EXERCISE:
Omit the images, then output each of the records below exactly.

Rows from a dataset:
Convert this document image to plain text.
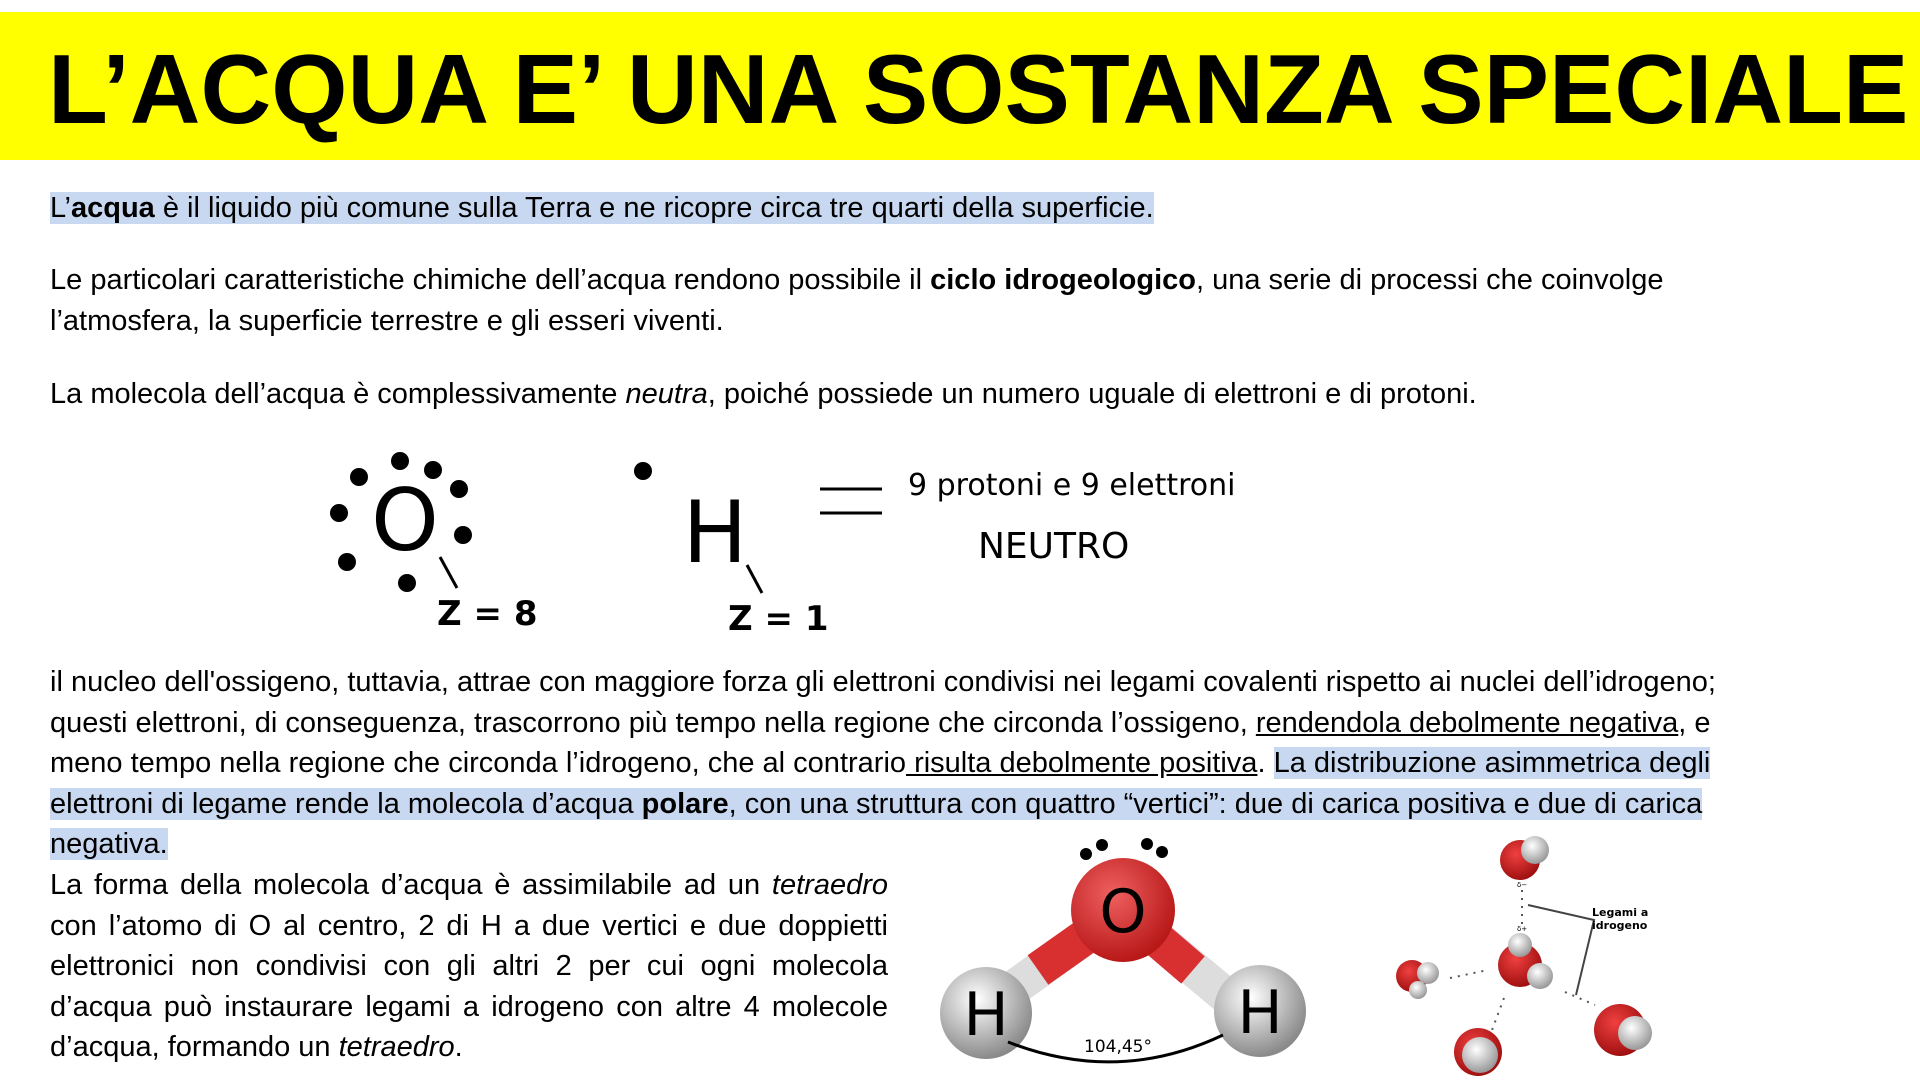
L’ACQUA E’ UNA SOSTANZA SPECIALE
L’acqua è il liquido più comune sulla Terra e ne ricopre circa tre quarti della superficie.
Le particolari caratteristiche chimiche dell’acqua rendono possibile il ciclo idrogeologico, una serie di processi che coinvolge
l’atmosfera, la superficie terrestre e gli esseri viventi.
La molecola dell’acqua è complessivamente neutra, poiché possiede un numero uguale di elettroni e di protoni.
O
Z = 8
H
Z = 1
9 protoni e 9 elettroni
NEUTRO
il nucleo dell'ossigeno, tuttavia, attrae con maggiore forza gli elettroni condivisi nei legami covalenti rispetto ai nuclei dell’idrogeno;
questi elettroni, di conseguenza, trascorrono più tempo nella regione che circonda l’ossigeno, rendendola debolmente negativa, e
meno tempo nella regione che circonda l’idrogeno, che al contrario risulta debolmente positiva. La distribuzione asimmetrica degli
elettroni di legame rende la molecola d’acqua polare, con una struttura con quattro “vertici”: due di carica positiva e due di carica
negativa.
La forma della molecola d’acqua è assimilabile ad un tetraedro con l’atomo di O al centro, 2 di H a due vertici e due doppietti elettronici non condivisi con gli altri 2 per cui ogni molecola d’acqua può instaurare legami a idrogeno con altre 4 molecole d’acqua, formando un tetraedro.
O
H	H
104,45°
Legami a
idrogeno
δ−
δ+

PROBLEM SOLUTION:
Convert this document image to plain text.
L’ACQUA E’ UNA SOSTANZA SPECIALE
L’acqua è il liquido più comune sulla Terra e ne ricopre circa tre quarti della superficie.
Le particolari caratteristiche chimiche dell’acqua rendono possibile il ciclo idrogeologico, una serie di processi che coinvolge
l’atmosfera, la superficie terrestre e gli esseri viventi.
La molecola dell’acqua è complessivamente neutra, poiché possiede un numero uguale di elettroni e di protoni.
O
Z = 8
H
Z = 1
9 protoni e 9 elettroni
NEUTRO
il nucleo dell'ossigeno, tuttavia, attrae con maggiore forza gli elettroni condivisi nei legami covalenti rispetto ai nuclei dell’idrogeno;
questi elettroni, di conseguenza, trascorrono più tempo nella regione che circonda l’ossigeno, rendendola debolmente negativa, e
meno tempo nella regione che circonda l’idrogeno, che al contrario risulta debolmente positiva. La distribuzione asimmetrica degli
elettroni di legame rende la molecola d’acqua polare, con una struttura con quattro “vertici”: due di carica positiva e due di carica
negativa.
La forma della molecola d’acqua è assimilabile ad un tetraedro con l’atomo di O al centro, 2 di H a due vertici e due doppietti elettronici non condivisi con gli altri 2 per cui ogni molecola d’acqua può instaurare legami a idrogeno con altre 4 molecole d’acqua, formando un tetraedro.
O
H	H
104,45°
Legami a
idrogeno
δ−
δ+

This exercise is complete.